>>>>>

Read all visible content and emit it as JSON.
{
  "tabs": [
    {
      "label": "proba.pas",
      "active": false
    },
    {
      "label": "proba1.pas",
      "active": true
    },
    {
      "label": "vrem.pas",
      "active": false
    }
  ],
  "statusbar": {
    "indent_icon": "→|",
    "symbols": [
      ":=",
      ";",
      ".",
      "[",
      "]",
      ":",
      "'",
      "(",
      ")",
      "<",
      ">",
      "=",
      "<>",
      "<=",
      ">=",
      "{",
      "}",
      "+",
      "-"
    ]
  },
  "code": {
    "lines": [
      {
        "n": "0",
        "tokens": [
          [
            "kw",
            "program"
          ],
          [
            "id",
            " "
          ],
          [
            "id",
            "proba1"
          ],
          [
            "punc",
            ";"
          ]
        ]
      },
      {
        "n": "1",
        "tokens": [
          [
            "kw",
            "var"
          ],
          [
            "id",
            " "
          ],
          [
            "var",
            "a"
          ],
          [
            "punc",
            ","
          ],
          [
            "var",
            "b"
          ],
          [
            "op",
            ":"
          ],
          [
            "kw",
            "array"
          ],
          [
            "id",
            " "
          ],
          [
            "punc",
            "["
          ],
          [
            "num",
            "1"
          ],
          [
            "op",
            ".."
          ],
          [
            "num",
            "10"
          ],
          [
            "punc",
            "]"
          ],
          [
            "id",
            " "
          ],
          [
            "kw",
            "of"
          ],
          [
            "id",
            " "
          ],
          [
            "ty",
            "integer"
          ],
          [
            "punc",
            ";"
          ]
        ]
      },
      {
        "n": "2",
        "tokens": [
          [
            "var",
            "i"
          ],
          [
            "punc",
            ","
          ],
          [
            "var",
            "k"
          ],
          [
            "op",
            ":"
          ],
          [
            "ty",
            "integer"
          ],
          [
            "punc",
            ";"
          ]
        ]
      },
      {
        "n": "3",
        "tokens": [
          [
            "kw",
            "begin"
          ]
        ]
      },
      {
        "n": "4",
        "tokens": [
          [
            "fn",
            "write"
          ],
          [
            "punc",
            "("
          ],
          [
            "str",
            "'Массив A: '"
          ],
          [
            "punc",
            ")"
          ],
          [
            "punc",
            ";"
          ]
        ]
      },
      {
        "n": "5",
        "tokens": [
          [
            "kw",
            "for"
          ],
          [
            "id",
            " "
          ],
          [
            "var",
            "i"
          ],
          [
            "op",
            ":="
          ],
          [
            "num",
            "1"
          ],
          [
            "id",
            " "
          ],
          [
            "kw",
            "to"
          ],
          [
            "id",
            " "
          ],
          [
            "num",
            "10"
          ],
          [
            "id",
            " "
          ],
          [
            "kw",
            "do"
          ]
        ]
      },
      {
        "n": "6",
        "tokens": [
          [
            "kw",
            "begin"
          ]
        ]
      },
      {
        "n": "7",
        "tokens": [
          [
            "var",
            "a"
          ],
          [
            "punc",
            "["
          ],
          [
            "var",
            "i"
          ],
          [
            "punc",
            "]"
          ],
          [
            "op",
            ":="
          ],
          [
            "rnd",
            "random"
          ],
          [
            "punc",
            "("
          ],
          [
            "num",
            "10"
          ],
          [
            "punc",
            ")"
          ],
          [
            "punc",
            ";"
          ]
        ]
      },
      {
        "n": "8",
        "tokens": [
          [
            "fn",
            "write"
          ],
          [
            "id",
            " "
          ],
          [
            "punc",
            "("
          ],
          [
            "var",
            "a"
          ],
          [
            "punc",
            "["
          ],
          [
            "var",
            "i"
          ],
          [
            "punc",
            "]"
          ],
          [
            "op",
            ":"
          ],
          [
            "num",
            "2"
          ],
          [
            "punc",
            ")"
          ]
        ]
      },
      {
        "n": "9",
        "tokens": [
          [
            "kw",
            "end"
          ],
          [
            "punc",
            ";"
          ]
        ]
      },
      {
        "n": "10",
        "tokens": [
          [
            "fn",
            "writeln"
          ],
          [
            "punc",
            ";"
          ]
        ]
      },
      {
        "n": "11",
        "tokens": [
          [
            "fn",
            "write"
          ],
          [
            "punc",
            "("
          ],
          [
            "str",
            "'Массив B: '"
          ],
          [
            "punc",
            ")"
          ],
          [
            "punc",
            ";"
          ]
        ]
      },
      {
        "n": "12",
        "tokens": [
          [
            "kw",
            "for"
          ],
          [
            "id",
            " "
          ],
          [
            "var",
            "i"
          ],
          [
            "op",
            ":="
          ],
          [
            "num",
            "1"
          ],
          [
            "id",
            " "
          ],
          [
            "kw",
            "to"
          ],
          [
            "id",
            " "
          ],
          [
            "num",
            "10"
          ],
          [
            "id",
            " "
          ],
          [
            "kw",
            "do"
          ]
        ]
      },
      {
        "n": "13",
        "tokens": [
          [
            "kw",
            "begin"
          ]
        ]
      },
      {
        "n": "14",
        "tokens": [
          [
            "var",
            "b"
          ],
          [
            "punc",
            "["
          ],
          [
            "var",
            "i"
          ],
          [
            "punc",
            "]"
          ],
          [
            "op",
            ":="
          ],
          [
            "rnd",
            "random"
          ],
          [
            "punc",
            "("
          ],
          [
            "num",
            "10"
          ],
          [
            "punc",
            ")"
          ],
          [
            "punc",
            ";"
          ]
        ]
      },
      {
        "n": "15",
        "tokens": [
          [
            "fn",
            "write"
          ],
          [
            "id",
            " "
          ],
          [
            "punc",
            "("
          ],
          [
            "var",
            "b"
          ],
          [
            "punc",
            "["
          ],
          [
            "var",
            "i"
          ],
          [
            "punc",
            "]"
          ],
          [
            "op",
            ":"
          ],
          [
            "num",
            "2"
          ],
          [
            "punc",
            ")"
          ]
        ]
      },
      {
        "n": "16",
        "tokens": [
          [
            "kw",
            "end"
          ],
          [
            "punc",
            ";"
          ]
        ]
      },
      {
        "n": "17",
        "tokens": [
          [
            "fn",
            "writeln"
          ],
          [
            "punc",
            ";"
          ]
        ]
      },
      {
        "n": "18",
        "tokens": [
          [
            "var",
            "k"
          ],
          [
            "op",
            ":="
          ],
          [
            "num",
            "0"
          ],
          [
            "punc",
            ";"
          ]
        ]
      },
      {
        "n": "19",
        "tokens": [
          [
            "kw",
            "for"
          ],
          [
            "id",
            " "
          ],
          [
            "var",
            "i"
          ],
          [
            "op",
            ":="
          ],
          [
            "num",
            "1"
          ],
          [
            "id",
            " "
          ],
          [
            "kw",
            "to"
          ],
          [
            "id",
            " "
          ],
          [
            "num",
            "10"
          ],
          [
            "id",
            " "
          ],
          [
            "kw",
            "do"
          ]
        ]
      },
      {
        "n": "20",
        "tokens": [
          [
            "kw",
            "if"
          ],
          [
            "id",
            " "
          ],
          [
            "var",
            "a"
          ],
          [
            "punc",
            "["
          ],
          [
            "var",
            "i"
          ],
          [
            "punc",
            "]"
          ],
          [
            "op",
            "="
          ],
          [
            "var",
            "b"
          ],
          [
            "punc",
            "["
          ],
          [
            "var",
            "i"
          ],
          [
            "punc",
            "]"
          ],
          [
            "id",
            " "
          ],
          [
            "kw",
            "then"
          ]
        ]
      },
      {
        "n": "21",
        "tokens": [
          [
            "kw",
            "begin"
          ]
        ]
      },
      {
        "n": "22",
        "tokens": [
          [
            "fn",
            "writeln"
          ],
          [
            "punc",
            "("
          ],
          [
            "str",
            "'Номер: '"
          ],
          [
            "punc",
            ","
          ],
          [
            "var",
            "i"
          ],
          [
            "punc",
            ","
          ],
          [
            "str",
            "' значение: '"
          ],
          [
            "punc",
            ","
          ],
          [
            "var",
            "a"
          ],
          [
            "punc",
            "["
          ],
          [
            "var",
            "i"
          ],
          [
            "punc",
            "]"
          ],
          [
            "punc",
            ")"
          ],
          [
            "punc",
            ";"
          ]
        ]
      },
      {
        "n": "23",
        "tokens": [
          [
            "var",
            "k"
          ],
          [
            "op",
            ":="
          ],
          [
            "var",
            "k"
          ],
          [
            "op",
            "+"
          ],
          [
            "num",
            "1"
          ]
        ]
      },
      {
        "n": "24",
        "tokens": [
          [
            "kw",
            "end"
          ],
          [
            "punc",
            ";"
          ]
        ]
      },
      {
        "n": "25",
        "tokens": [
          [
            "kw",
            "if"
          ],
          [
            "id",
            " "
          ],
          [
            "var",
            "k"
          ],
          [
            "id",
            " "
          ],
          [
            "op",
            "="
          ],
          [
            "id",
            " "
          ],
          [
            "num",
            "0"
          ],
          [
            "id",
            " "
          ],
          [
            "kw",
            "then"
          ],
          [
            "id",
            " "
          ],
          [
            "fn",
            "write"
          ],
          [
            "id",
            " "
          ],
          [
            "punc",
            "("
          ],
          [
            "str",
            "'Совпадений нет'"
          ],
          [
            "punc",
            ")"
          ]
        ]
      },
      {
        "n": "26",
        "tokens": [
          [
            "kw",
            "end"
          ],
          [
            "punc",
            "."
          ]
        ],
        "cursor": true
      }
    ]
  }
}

<<<<<

Of all the lines in the material above, how many contain the word "label"? Give only the count.

3